▸ GIVEN PROBLEM:
Write the records out again exactly, leaving no images in.

--- begin ---

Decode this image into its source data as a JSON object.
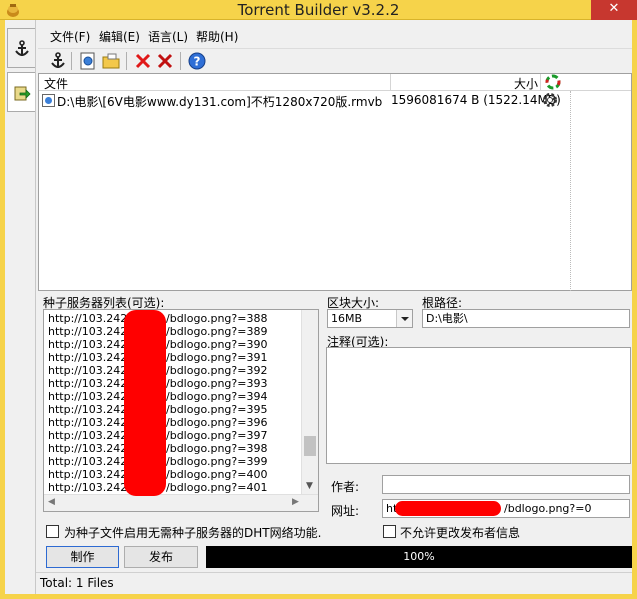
{
  "window": {
    "title": "Torrent Builder v3.2.2",
    "close_glyph": "✕"
  },
  "menu": [
    "文件(F)",
    "编辑(E)",
    "语言(L)",
    "帮助(H)"
  ],
  "toolbar_icons": [
    "anchor-icon",
    "new-file-icon",
    "open-folder-icon",
    "remove-icon",
    "remove-all-icon",
    "help-icon"
  ],
  "file_list": {
    "col_file": "文件",
    "col_size": "大小",
    "rows": [
      {
        "name": "D:\\电影\\[6V电影www.dy131.com]不朽1280x720版.rmvb",
        "size": "1596081674 B (1522.14MB)"
      }
    ]
  },
  "trackers": {
    "label": "种子服务器列表(可选):",
    "prefix": "http://103.242.",
    "items": [
      "/bdlogo.png?=388",
      "/bdlogo.png?=389",
      "/bdlogo.png?=390",
      "/bdlogo.png?=391",
      "/bdlogo.png?=392",
      "/bdlogo.png?=393",
      "/bdlogo.png?=394",
      "/bdlogo.png?=395",
      "/bdlogo.png?=396",
      "/bdlogo.png?=397",
      "/bdlogo.png?=398",
      "/bdlogo.png?=399",
      "/bdlogo.png?=400",
      "/bdlogo.png?=401"
    ]
  },
  "block_size": {
    "label": "区块大小:",
    "value": "16MB"
  },
  "root_path": {
    "label": "根路径:",
    "value": "D:\\电影\\"
  },
  "comment": {
    "label": "注释(可选):",
    "value": ""
  },
  "author": {
    "label": "作者:",
    "value": ""
  },
  "url": {
    "label": "网址:",
    "value_prefix": "htt",
    "value_suffix": "/bdlogo.png?=0"
  },
  "dht_checkbox": "为种子文件启用无需种子服务器的DHT网络功能.",
  "no_change_checkbox": "不允许更改发布者信息",
  "buttons": {
    "make": "制作",
    "publish": "发布"
  },
  "progress": {
    "text": "100%",
    "fraction": 1.0
  },
  "status": "Total: 1 Files",
  "colors": {
    "title_bar": "#f6d34a",
    "redaction": "#ff0000",
    "progress_bg": "#000000"
  }
}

--- end ---

▸ CORRECT RESPONSE:
Decode this image into its source data as a JSON object.
{
  "window": {
    "title": "Torrent Builder v3.2.2",
    "close_glyph": "✕"
  },
  "menu": [
    "文件(F)",
    "编辑(E)",
    "语言(L)",
    "帮助(H)"
  ],
  "toolbar_icons": [
    "anchor-icon",
    "new-file-icon",
    "open-folder-icon",
    "remove-icon",
    "remove-all-icon",
    "help-icon"
  ],
  "file_list": {
    "col_file": "文件",
    "col_size": "大小",
    "rows": [
      {
        "name": "D:\\电影\\[6V电影www.dy131.com]不朽1280x720版.rmvb",
        "size": "1596081674 B (1522.14MB)"
      }
    ]
  },
  "trackers": {
    "label": "种子服务器列表(可选):",
    "prefix": "http://103.242.",
    "items": [
      "/bdlogo.png?=388",
      "/bdlogo.png?=389",
      "/bdlogo.png?=390",
      "/bdlogo.png?=391",
      "/bdlogo.png?=392",
      "/bdlogo.png?=393",
      "/bdlogo.png?=394",
      "/bdlogo.png?=395",
      "/bdlogo.png?=396",
      "/bdlogo.png?=397",
      "/bdlogo.png?=398",
      "/bdlogo.png?=399",
      "/bdlogo.png?=400",
      "/bdlogo.png?=401"
    ]
  },
  "block_size": {
    "label": "区块大小:",
    "value": "16MB"
  },
  "root_path": {
    "label": "根路径:",
    "value": "D:\\电影\\"
  },
  "comment": {
    "label": "注释(可选):",
    "value": ""
  },
  "author": {
    "label": "作者:",
    "value": ""
  },
  "url": {
    "label": "网址:",
    "value_prefix": "htt",
    "value_suffix": "/bdlogo.png?=0"
  },
  "dht_checkbox": "为种子文件启用无需种子服务器的DHT网络功能.",
  "no_change_checkbox": "不允许更改发布者信息",
  "buttons": {
    "make": "制作",
    "publish": "发布"
  },
  "progress": {
    "text": "100%",
    "fraction": 1.0
  },
  "status": "Total: 1 Files",
  "colors": {
    "title_bar": "#f6d34a",
    "redaction": "#ff0000",
    "progress_bg": "#000000"
  }
}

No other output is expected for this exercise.